Requirement:
Look for the string "ppcm" and copy every line that has it.

Supplied entries:
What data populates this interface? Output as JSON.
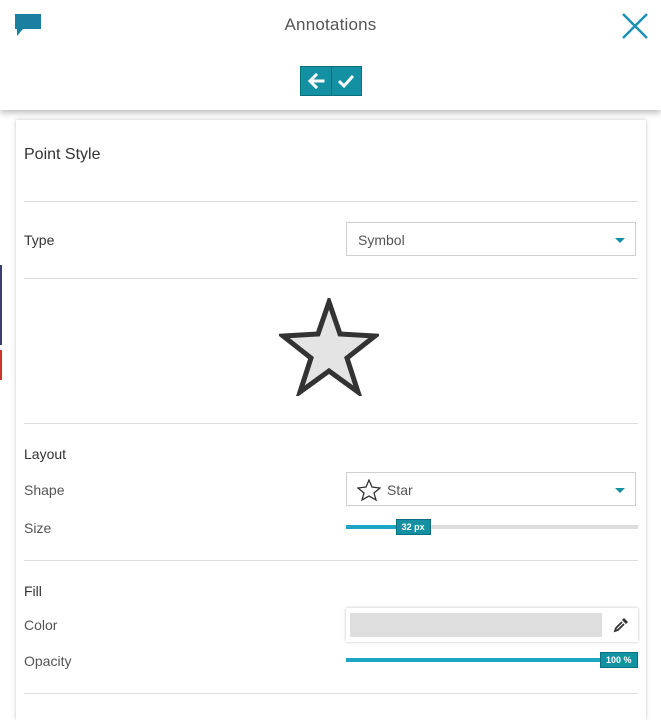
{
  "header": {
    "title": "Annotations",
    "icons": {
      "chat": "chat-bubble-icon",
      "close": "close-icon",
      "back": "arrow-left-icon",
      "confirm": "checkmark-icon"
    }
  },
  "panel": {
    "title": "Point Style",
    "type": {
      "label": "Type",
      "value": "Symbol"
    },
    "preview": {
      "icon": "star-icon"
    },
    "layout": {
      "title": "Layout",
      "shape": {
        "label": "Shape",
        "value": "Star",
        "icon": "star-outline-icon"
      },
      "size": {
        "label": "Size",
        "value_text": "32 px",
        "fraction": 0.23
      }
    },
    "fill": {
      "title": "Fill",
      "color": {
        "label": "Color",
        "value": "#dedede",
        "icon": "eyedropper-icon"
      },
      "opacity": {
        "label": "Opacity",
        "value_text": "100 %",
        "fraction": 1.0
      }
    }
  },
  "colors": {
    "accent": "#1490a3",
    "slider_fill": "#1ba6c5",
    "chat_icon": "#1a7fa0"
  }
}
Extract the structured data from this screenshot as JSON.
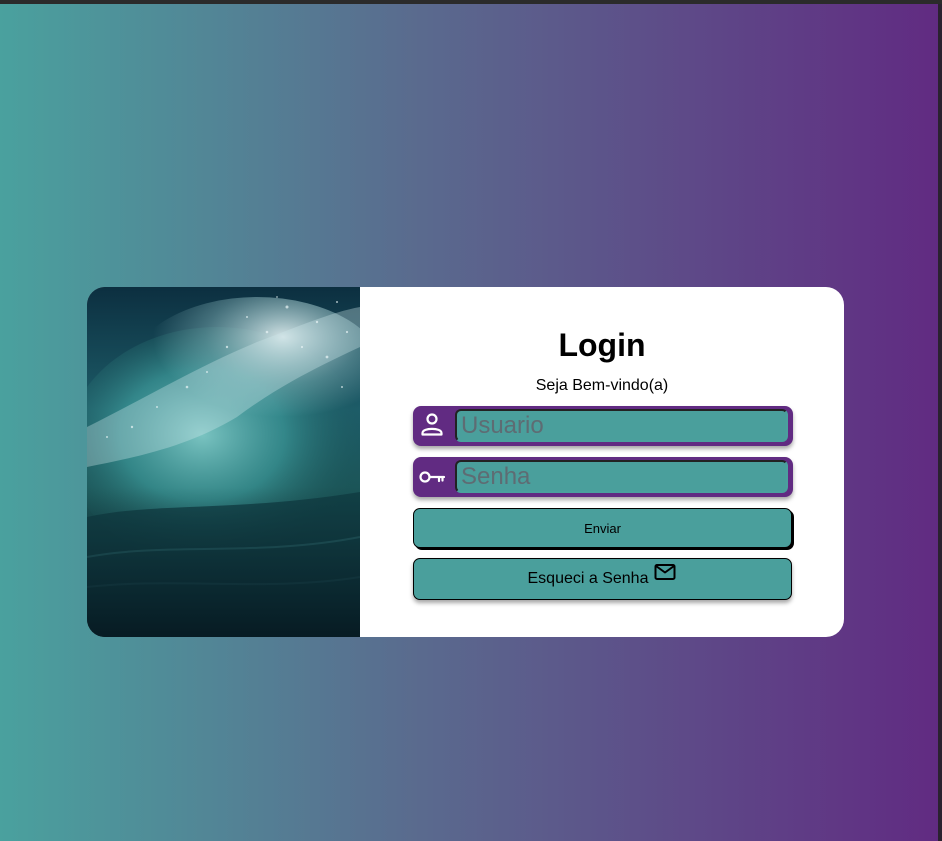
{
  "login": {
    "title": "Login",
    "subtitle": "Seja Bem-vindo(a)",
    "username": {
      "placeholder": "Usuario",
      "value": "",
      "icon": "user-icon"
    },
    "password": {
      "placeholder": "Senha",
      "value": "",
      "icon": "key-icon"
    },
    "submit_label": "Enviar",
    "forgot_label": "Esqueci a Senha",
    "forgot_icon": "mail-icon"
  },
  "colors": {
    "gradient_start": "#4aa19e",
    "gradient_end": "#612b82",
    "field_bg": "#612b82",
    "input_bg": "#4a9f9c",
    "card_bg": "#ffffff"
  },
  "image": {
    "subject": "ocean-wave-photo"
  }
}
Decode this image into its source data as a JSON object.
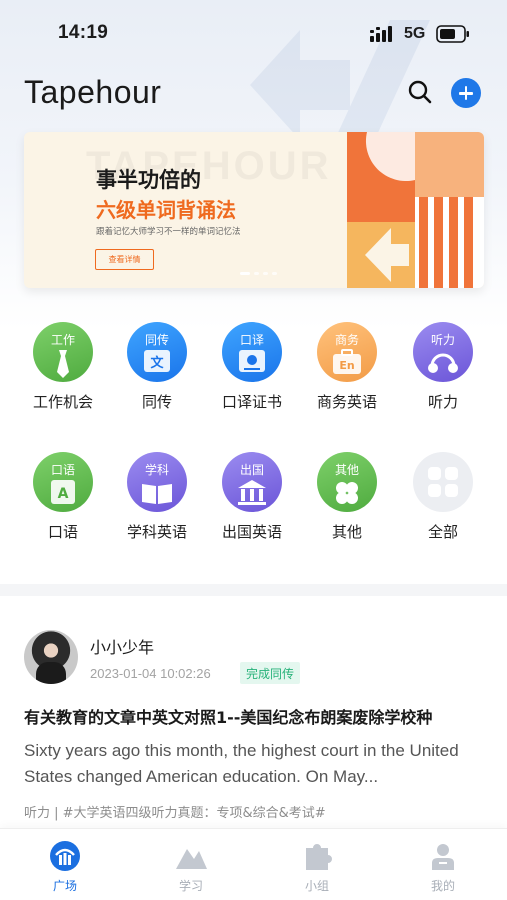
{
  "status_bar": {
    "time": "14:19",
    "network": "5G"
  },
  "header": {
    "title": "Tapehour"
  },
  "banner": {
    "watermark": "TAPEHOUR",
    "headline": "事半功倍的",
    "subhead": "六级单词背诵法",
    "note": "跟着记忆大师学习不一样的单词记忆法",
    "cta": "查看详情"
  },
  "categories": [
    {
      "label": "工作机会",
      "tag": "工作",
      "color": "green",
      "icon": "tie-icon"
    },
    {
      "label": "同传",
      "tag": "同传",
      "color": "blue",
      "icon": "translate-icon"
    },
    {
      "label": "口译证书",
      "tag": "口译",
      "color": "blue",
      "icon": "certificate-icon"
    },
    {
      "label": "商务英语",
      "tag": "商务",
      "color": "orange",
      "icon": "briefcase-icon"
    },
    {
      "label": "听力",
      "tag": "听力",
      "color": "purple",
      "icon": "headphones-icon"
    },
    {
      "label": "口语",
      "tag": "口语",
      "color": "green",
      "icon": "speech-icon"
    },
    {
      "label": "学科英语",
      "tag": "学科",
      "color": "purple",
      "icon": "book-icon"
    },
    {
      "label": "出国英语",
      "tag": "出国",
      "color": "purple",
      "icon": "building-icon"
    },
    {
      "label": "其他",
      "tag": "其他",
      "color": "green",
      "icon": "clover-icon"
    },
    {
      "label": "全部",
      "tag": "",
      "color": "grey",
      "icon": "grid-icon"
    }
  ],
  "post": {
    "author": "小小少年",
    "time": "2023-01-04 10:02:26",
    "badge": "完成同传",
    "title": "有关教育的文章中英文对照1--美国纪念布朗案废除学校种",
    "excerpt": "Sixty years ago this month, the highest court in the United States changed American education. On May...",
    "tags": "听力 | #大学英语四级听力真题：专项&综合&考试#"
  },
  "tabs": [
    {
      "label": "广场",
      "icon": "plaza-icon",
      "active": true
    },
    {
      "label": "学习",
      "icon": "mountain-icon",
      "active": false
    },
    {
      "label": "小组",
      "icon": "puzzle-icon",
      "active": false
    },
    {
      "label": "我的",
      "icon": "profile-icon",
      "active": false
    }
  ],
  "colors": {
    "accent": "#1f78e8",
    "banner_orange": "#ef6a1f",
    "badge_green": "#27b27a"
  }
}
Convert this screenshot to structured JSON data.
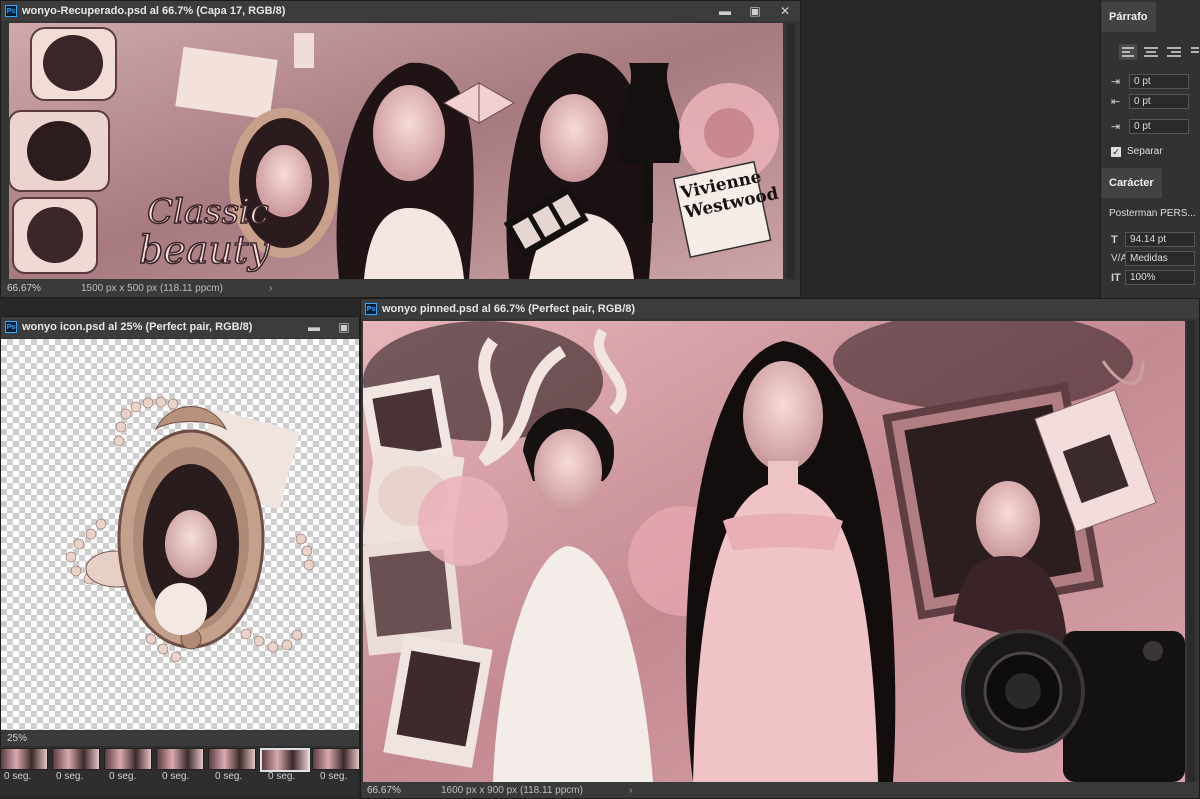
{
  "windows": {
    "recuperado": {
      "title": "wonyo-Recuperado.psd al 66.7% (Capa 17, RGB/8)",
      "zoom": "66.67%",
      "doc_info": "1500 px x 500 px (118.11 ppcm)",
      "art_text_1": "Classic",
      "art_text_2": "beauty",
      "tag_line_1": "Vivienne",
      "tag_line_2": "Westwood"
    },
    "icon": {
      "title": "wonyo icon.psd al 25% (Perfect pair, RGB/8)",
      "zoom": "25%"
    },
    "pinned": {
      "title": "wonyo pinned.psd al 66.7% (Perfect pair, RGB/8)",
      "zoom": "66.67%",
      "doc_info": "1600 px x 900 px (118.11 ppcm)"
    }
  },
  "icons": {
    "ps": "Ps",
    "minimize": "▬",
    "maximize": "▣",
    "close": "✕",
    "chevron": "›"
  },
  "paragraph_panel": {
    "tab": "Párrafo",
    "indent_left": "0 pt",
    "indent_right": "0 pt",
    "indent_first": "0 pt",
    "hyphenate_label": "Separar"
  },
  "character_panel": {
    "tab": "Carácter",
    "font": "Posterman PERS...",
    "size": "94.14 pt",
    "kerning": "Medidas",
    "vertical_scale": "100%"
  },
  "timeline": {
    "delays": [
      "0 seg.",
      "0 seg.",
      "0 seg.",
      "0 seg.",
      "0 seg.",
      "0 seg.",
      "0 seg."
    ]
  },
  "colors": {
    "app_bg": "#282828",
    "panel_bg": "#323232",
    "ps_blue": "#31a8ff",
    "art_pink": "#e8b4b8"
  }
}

Correct output:
      "doc_info": "1500 px x 500 px (118.11 ppcm)",
      "doc_info": "1600 px x 900 px (118.11 ppcm)"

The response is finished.